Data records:
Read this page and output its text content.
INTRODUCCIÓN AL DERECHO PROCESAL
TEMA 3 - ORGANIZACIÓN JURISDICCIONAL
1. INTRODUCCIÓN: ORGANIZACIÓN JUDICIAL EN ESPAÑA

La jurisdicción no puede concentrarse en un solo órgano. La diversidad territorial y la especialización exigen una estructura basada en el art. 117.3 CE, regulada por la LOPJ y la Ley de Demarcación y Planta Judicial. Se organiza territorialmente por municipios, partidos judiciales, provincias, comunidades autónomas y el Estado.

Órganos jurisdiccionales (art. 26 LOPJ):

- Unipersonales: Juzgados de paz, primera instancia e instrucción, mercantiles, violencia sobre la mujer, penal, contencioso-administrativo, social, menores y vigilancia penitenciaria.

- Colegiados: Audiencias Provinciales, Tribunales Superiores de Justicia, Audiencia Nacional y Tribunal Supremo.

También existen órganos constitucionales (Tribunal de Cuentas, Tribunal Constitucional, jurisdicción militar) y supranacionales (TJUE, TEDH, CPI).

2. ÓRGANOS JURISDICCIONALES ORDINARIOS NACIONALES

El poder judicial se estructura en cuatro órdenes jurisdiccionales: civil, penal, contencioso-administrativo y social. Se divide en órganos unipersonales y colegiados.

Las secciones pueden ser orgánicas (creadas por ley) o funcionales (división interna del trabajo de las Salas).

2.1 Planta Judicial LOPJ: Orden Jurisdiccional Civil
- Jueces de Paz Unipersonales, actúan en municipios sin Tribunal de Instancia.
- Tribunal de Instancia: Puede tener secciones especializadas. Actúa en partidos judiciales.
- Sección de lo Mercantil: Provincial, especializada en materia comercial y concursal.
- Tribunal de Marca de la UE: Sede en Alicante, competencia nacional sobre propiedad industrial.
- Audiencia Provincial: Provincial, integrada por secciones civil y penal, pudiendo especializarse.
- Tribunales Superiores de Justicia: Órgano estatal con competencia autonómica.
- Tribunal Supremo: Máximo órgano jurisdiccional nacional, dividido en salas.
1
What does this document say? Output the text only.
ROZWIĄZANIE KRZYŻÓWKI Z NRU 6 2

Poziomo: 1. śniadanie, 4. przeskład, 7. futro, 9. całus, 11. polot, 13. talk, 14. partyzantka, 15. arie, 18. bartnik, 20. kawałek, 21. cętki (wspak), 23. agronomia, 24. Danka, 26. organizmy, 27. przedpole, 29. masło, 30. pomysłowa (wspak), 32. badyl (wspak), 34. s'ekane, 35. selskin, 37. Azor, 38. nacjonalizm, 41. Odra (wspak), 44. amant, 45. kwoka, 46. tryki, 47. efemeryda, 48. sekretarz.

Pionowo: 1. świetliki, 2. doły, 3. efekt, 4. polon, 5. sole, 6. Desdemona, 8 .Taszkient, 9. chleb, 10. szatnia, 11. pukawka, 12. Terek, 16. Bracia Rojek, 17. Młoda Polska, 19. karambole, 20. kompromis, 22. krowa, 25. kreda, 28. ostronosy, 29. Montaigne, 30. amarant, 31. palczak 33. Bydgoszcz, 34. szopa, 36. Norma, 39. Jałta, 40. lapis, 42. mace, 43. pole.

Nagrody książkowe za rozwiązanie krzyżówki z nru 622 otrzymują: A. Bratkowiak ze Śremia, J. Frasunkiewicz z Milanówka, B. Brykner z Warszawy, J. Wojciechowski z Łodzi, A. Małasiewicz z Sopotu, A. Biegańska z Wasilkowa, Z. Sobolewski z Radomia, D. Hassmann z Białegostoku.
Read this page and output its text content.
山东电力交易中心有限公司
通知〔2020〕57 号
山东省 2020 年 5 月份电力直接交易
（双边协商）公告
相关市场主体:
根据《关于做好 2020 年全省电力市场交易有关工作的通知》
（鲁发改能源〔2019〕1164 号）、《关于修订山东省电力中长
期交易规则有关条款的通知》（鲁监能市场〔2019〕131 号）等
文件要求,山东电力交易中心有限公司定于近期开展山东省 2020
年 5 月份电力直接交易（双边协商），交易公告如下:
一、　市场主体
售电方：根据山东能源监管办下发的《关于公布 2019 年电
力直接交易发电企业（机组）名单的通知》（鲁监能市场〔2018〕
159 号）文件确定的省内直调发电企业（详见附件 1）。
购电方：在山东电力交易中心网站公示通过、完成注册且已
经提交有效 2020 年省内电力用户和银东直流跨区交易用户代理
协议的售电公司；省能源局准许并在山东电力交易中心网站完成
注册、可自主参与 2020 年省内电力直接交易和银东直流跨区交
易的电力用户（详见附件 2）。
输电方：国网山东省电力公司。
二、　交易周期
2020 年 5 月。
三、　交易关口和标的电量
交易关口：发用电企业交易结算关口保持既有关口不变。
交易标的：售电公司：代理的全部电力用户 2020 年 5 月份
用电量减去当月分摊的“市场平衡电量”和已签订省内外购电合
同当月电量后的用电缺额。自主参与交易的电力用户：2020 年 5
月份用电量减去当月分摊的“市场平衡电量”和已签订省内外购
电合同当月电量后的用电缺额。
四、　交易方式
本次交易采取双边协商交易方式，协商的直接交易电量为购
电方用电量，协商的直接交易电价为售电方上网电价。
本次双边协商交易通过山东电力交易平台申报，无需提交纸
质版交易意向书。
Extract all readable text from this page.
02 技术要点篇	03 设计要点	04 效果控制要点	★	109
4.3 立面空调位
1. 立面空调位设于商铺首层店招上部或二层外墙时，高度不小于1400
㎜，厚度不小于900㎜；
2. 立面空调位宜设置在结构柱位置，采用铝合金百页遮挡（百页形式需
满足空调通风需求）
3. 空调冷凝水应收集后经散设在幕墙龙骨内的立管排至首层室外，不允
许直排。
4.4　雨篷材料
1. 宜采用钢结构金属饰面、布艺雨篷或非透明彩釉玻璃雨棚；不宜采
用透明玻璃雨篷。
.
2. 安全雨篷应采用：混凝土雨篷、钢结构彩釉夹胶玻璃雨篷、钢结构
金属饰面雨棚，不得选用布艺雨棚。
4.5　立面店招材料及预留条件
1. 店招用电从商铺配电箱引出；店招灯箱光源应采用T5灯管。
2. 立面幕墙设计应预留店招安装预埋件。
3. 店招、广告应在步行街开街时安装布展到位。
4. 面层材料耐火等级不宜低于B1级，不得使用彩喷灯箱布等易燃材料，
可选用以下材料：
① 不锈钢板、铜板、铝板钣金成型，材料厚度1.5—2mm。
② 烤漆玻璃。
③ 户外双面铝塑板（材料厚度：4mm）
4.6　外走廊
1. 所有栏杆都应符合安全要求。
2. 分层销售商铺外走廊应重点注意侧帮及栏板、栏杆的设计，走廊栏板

PROBLEM REQUIREMENTS: Locate the word "Planta" in the records and collect each line it appears in.

THE ANSWER:
La jurisdicción no puede concentrarse en un solo órgano. La diversidad territorial y la especialización exigen una estructura basada en el art. 117.3 CE, regulada por la LOPJ y la Ley de Demarcación y Planta Judicial. Se organiza territorialmente por municipios, partidos judiciales, provincias, comunidades autónomas y el Estado.
2.1 Planta Judicial LOPJ: Orden Jurisdiccional Civil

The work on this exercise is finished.